• _SET PROBLEM_
Return all of the data exactly as written, without the pictures.

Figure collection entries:
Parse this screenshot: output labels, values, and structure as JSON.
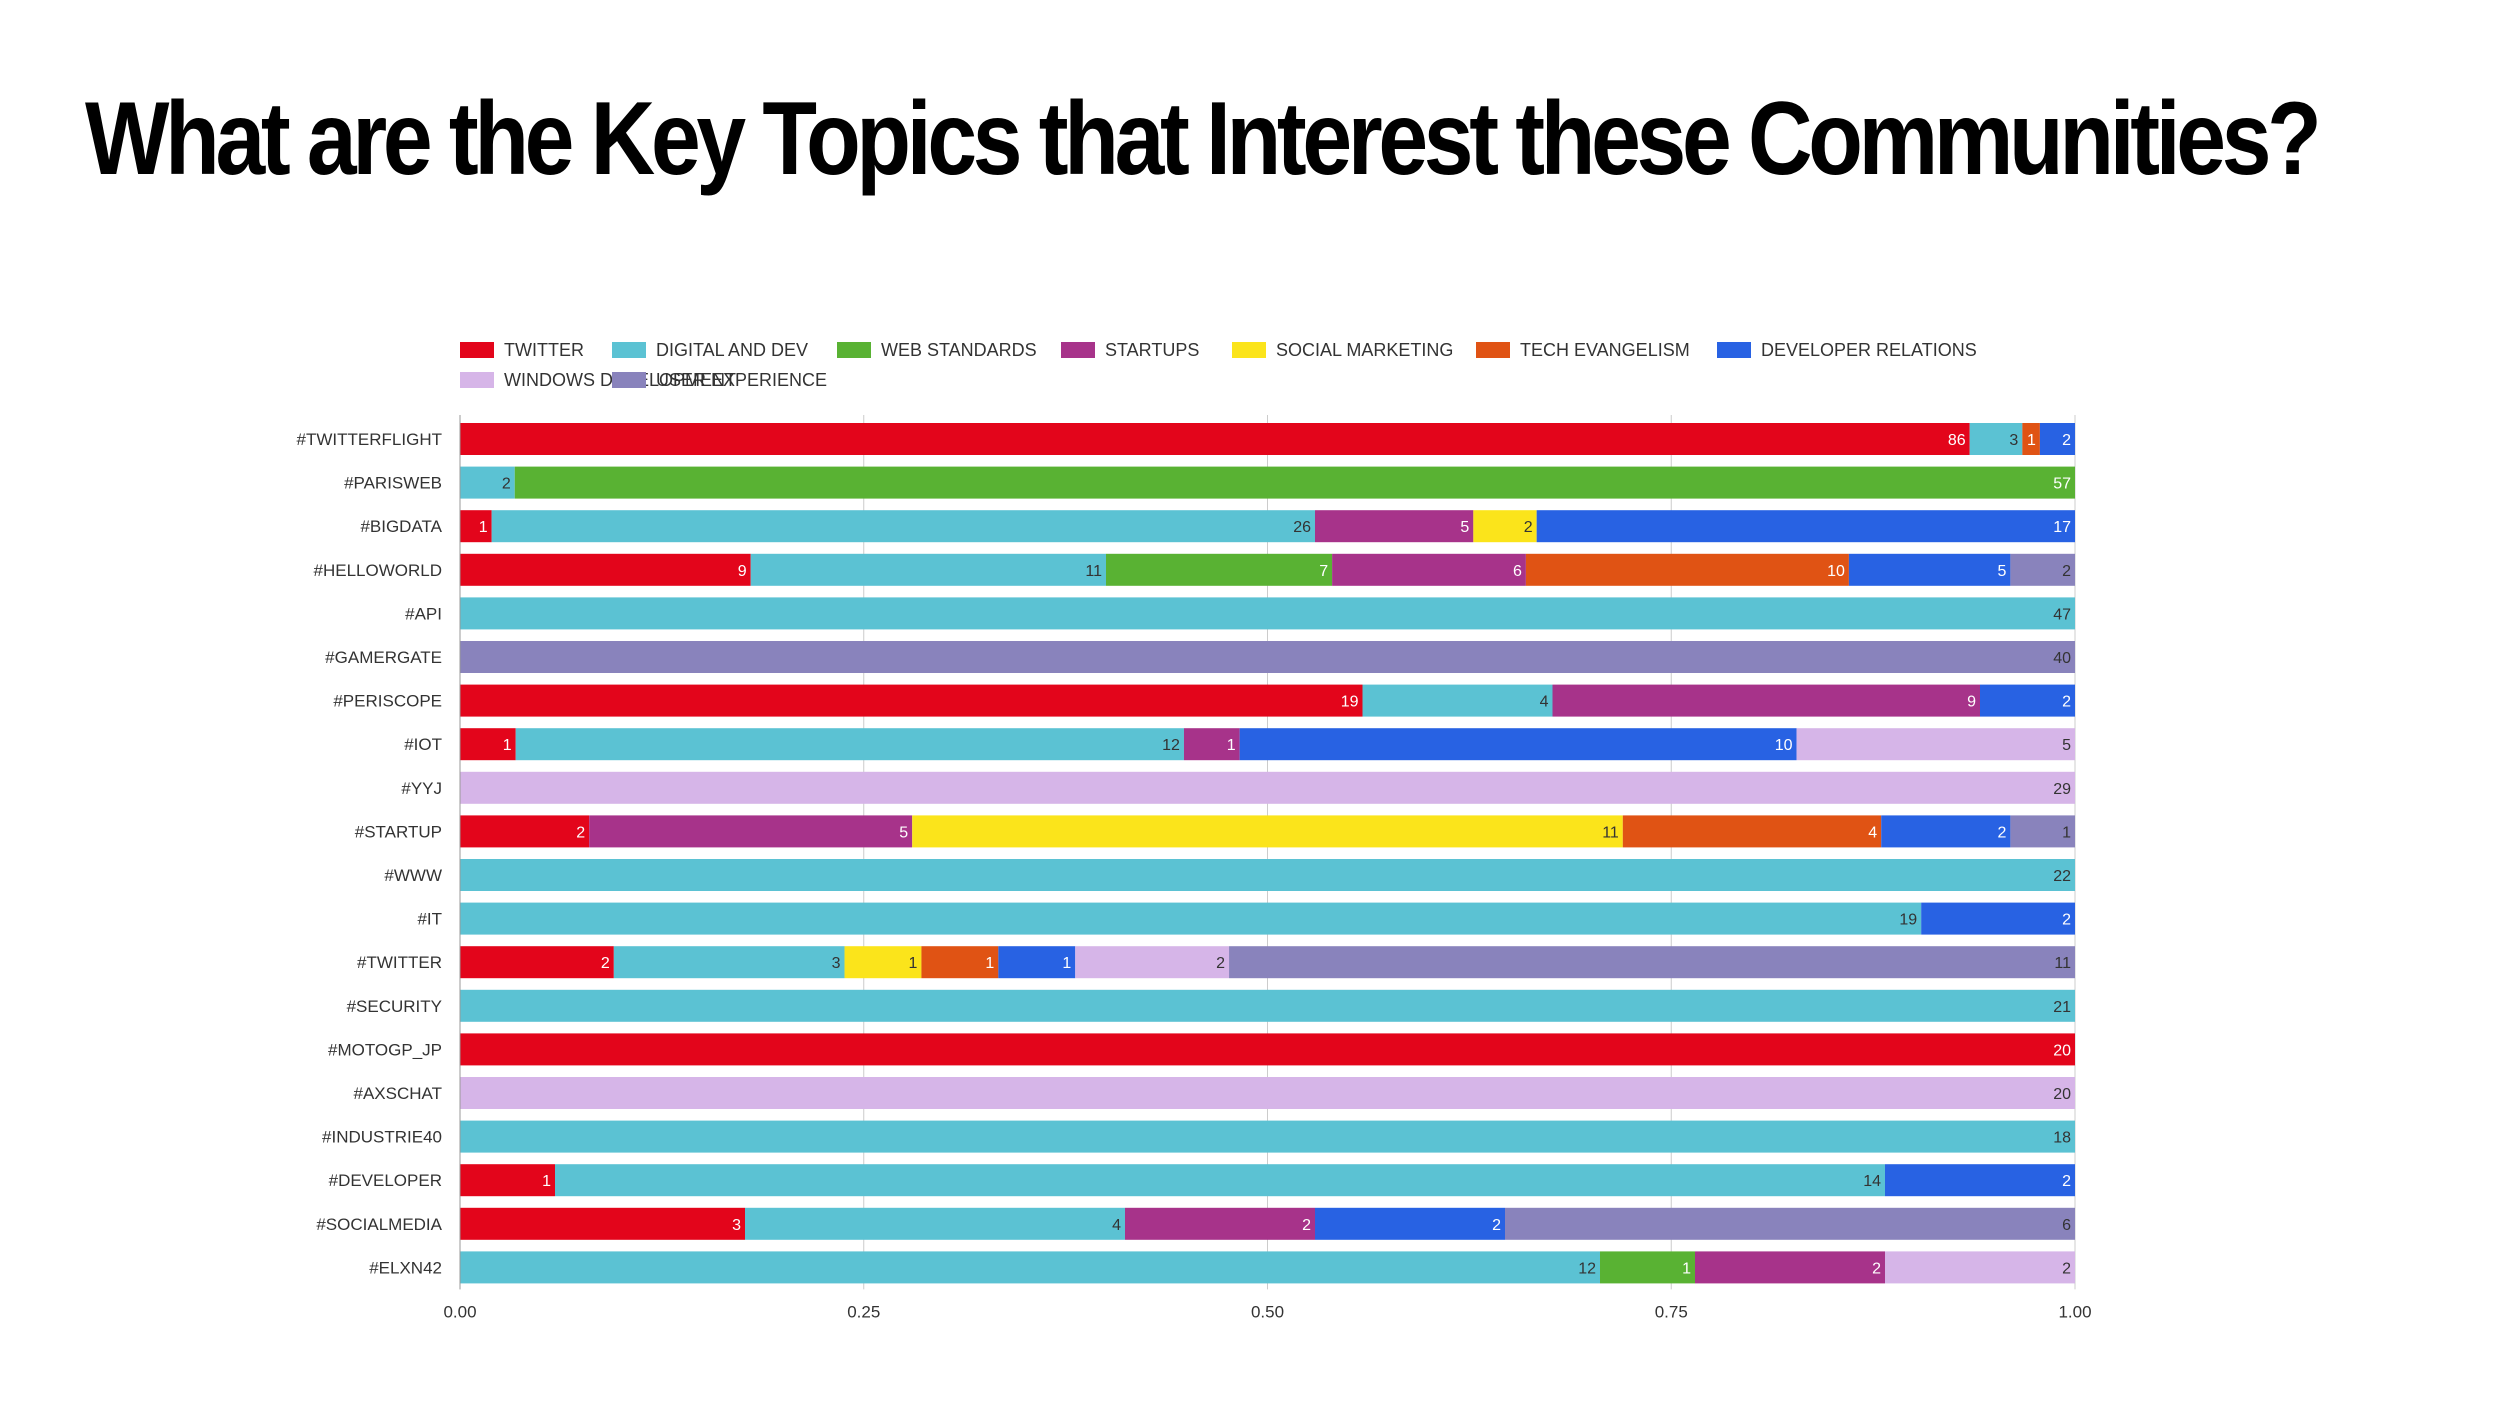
{
  "title": "What are the Key Topics that Interest these Communities?",
  "chart_data": {
    "type": "bar",
    "orientation": "horizontal",
    "stacked": "normalized",
    "xlim": [
      0,
      1
    ],
    "xticks": [
      "0.00",
      "0.25",
      "0.50",
      "0.75",
      "1.00"
    ],
    "legend_position": "top",
    "grid": true,
    "categories": [
      "#TWITTERFLIGHT",
      "#PARISWEB",
      "#BIGDATA",
      "#HELLOWORLD",
      "#API",
      "#GAMERGATE",
      "#PERISCOPE",
      "#IOT",
      "#YYJ",
      "#STARTUP",
      "#WWW",
      "#IT",
      "#TWITTER",
      "#SECURITY",
      "#MOTOGP_JP",
      "#AXSCHAT",
      "#INDUSTRIE40",
      "#DEVELOPER",
      "#SOCIALMEDIA",
      "#ELXN42"
    ],
    "series": [
      {
        "name": "TWITTER",
        "color": "#e3051b",
        "label_color": "#ffffff",
        "values": [
          86,
          0,
          1,
          9,
          0,
          0,
          19,
          1,
          0,
          2,
          0,
          0,
          2,
          0,
          20,
          0,
          0,
          1,
          3,
          0
        ]
      },
      {
        "name": "DIGITAL AND DEV",
        "color": "#5bc2d3",
        "label_color": "#333333",
        "values": [
          3,
          2,
          26,
          11,
          47,
          0,
          4,
          12,
          0,
          0,
          22,
          19,
          3,
          21,
          0,
          0,
          18,
          14,
          4,
          12
        ]
      },
      {
        "name": "WEB STANDARDS",
        "color": "#59b233",
        "label_color": "#ffffff",
        "values": [
          0,
          57,
          0,
          7,
          0,
          0,
          0,
          0,
          0,
          0,
          0,
          0,
          0,
          0,
          0,
          0,
          0,
          0,
          0,
          1
        ]
      },
      {
        "name": "STARTUPS",
        "color": "#a7338a",
        "label_color": "#ffffff",
        "values": [
          0,
          0,
          5,
          6,
          0,
          0,
          9,
          1,
          0,
          5,
          0,
          0,
          0,
          0,
          0,
          0,
          0,
          0,
          2,
          2
        ]
      },
      {
        "name": "SOCIAL MARKETING",
        "color": "#fbe41b",
        "label_color": "#333333",
        "values": [
          0,
          0,
          2,
          0,
          0,
          0,
          0,
          0,
          0,
          11,
          0,
          0,
          1,
          0,
          0,
          0,
          0,
          0,
          0,
          0
        ]
      },
      {
        "name": "TECH EVANGELISM",
        "color": "#e05314",
        "label_color": "#ffffff",
        "values": [
          1,
          0,
          0,
          10,
          0,
          0,
          0,
          0,
          0,
          4,
          0,
          0,
          1,
          0,
          0,
          0,
          0,
          0,
          0,
          0
        ]
      },
      {
        "name": "DEVELOPER RELATIONS",
        "color": "#2862e3",
        "label_color": "#ffffff",
        "values": [
          2,
          0,
          17,
          5,
          0,
          0,
          2,
          10,
          0,
          2,
          0,
          2,
          1,
          0,
          0,
          0,
          0,
          2,
          2,
          0
        ]
      },
      {
        "name": "WINDOWS DEVELOPMENT",
        "color": "#d6b5e8",
        "label_color": "#333333",
        "values": [
          0,
          0,
          0,
          0,
          0,
          0,
          0,
          5,
          29,
          0,
          0,
          0,
          2,
          0,
          0,
          20,
          0,
          0,
          0,
          2
        ]
      },
      {
        "name": "USER EXPERIENCE",
        "color": "#8983bc",
        "label_color": "#333333",
        "values": [
          0,
          0,
          0,
          2,
          0,
          40,
          0,
          0,
          0,
          1,
          0,
          0,
          11,
          0,
          0,
          0,
          0,
          0,
          6,
          0
        ]
      }
    ]
  }
}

• _OUTPUT FOR THIS TASK_
Parse this screenshot: output labels, values, and structure as JSON.
{
  "title": "What are the Key Topics that Interest these Communities?",
  "chart_data": {
    "type": "bar",
    "orientation": "horizontal",
    "stacked": "normalized",
    "xlim": [
      0,
      1
    ],
    "xticks": [
      "0.00",
      "0.25",
      "0.50",
      "0.75",
      "1.00"
    ],
    "legend_position": "top",
    "grid": true,
    "categories": [
      "#TWITTERFLIGHT",
      "#PARISWEB",
      "#BIGDATA",
      "#HELLOWORLD",
      "#API",
      "#GAMERGATE",
      "#PERISCOPE",
      "#IOT",
      "#YYJ",
      "#STARTUP",
      "#WWW",
      "#IT",
      "#TWITTER",
      "#SECURITY",
      "#MOTOGP_JP",
      "#AXSCHAT",
      "#INDUSTRIE40",
      "#DEVELOPER",
      "#SOCIALMEDIA",
      "#ELXN42"
    ],
    "series": [
      {
        "name": "TWITTER",
        "color": "#e3051b",
        "label_color": "#ffffff",
        "values": [
          86,
          0,
          1,
          9,
          0,
          0,
          19,
          1,
          0,
          2,
          0,
          0,
          2,
          0,
          20,
          0,
          0,
          1,
          3,
          0
        ]
      },
      {
        "name": "DIGITAL AND DEV",
        "color": "#5bc2d3",
        "label_color": "#333333",
        "values": [
          3,
          2,
          26,
          11,
          47,
          0,
          4,
          12,
          0,
          0,
          22,
          19,
          3,
          21,
          0,
          0,
          18,
          14,
          4,
          12
        ]
      },
      {
        "name": "WEB STANDARDS",
        "color": "#59b233",
        "label_color": "#ffffff",
        "values": [
          0,
          57,
          0,
          7,
          0,
          0,
          0,
          0,
          0,
          0,
          0,
          0,
          0,
          0,
          0,
          0,
          0,
          0,
          0,
          1
        ]
      },
      {
        "name": "STARTUPS",
        "color": "#a7338a",
        "label_color": "#ffffff",
        "values": [
          0,
          0,
          5,
          6,
          0,
          0,
          9,
          1,
          0,
          5,
          0,
          0,
          0,
          0,
          0,
          0,
          0,
          0,
          2,
          2
        ]
      },
      {
        "name": "SOCIAL MARKETING",
        "color": "#fbe41b",
        "label_color": "#333333",
        "values": [
          0,
          0,
          2,
          0,
          0,
          0,
          0,
          0,
          0,
          11,
          0,
          0,
          1,
          0,
          0,
          0,
          0,
          0,
          0,
          0
        ]
      },
      {
        "name": "TECH EVANGELISM",
        "color": "#e05314",
        "label_color": "#ffffff",
        "values": [
          1,
          0,
          0,
          10,
          0,
          0,
          0,
          0,
          0,
          4,
          0,
          0,
          1,
          0,
          0,
          0,
          0,
          0,
          0,
          0
        ]
      },
      {
        "name": "DEVELOPER RELATIONS",
        "color": "#2862e3",
        "label_color": "#ffffff",
        "values": [
          2,
          0,
          17,
          5,
          0,
          0,
          2,
          10,
          0,
          2,
          0,
          2,
          1,
          0,
          0,
          0,
          0,
          2,
          2,
          0
        ]
      },
      {
        "name": "WINDOWS DEVELOPMENT",
        "color": "#d6b5e8",
        "label_color": "#333333",
        "values": [
          0,
          0,
          0,
          0,
          0,
          0,
          0,
          5,
          29,
          0,
          0,
          0,
          2,
          0,
          0,
          20,
          0,
          0,
          0,
          2
        ]
      },
      {
        "name": "USER EXPERIENCE",
        "color": "#8983bc",
        "label_color": "#333333",
        "values": [
          0,
          0,
          0,
          2,
          0,
          40,
          0,
          0,
          0,
          1,
          0,
          0,
          11,
          0,
          0,
          0,
          0,
          0,
          6,
          0
        ]
      }
    ]
  }
}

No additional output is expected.